[Collected data entries]
□ □ □ □
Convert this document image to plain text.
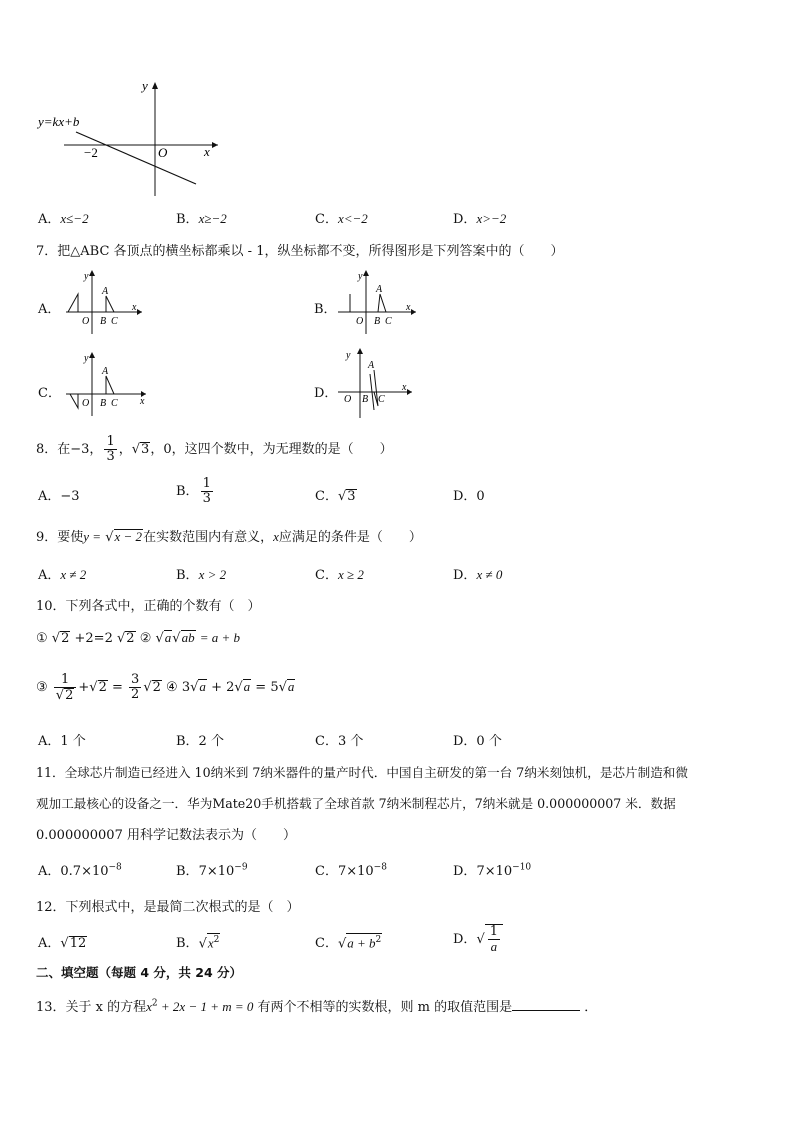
y=kx+b
y
x
O
−2
A．x≤−2	B．x≥−2	C．x<−2	D．x>−2
7．把△ABC 各顶点的横坐标都乘以 - 1，纵坐标都不变，所得图形是下列答案中的（　　）
A．
y
x
O
A
B C
B．
y
x
O
A
B C
C．
y
x
O
A
B C
D．
y
x
O
A
B C
8．在−3， $\frac{1}{3}$ ，√3，0，这四个数中，为无理数的是（　　）
A．−3	B． $\frac{1}{3}$	C．√3	D．0
9．要使y = √x − 2在实数范围内有意义，x应满足的条件是（　　）
A．x ≠ 2	B．x > 2	C．x ≥ 2	D．x ≠ 0
10．下列各式中，正确的个数有（　）
① √2 +2=2 √2 ② √a√ab = a + b
③ $\frac{1}{√2} +√2 = \frac{3}{2} √2$ ④ 3√a + 2√a = 5√a
A．1 个	B．2 个	C．3 个	D．0 个
11．全球芯片制造已经进入 10纳米到 7纳米器件的量产时代．中国自主研发的第一台 7纳米刻蚀机，是芯片制造和微
观加工最核心的设备之一．华为Mate20手机搭载了全球首款 7纳米制程芯片，7纳米就是 0.000000007 米．数据
0.000000007 用科学记数法表示为（　　）
A．$0.7\times 10^{-8}$	B．$7\times 10^{-9}$	C．$7\times 10^{-8}$	D．$7\times 10^{-10}$
12．下列根式中，是最简二次根式的是（　）
A．√12	B．$√x^2$	C．$√a + b^2$	D．√ $\frac{1}{a}$
二、填空题（每题 4 分，共 24 分）
13．关于 x 的方程$x^2 + 2x - 1 + m = 0$ 有两个不相等的实数根，则 m 的取值范围是	．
□ □ □ □
Exercise task: In your copy, repeat each record exactly and include no pictures.

Solution for this exercise:
Convert this document image to plain text.
y=kx+b
y
x
O
−2
A．x≤−2	B．x≥−2	C．x<−2	D．x>−2
7．把△ABC 各顶点的横坐标都乘以 - 1，纵坐标都不变，所得图形是下列答案中的（　　）
A．
y
x
O
A
B C
B．
y
x
O
A
B C
C．
y
x
O
A
B C
D．
y
x
O
A
B C
8．在−3， $\frac{1}{3}$ ，√3，0，这四个数中，为无理数的是（　　）
A．−3	B． $\frac{1}{3}$	C．√3	D．0
9．要使y = √x − 2在实数范围内有意义，x应满足的条件是（　　）
A．x ≠ 2	B．x > 2	C．x ≥ 2	D．x ≠ 0
10．下列各式中，正确的个数有（　）
① √2 +2=2 √2 ② √a√ab = a + b
③ $\frac{1}{√2} +√2 = \frac{3}{2} √2$ ④ 3√a + 2√a = 5√a
A．1 个	B．2 个	C．3 个	D．0 个
11．全球芯片制造已经进入 10纳米到 7纳米器件的量产时代．中国自主研发的第一台 7纳米刻蚀机，是芯片制造和微
观加工最核心的设备之一．华为Mate20手机搭载了全球首款 7纳米制程芯片，7纳米就是 0.000000007 米．数据
0.000000007 用科学记数法表示为（　　）
A．$0.7\times 10^{-8}$	B．$7\times 10^{-9}$	C．$7\times 10^{-8}$	D．$7\times 10^{-10}$
12．下列根式中，是最简二次根式的是（　）
A．√12	B．$√x^2$	C．$√a + b^2$	D．√ $\frac{1}{a}$
二、填空题（每题 4 分，共 24 分）
13．关于 x 的方程$x^2 + 2x - 1 + m = 0$ 有两个不相等的实数根，则 m 的取值范围是	．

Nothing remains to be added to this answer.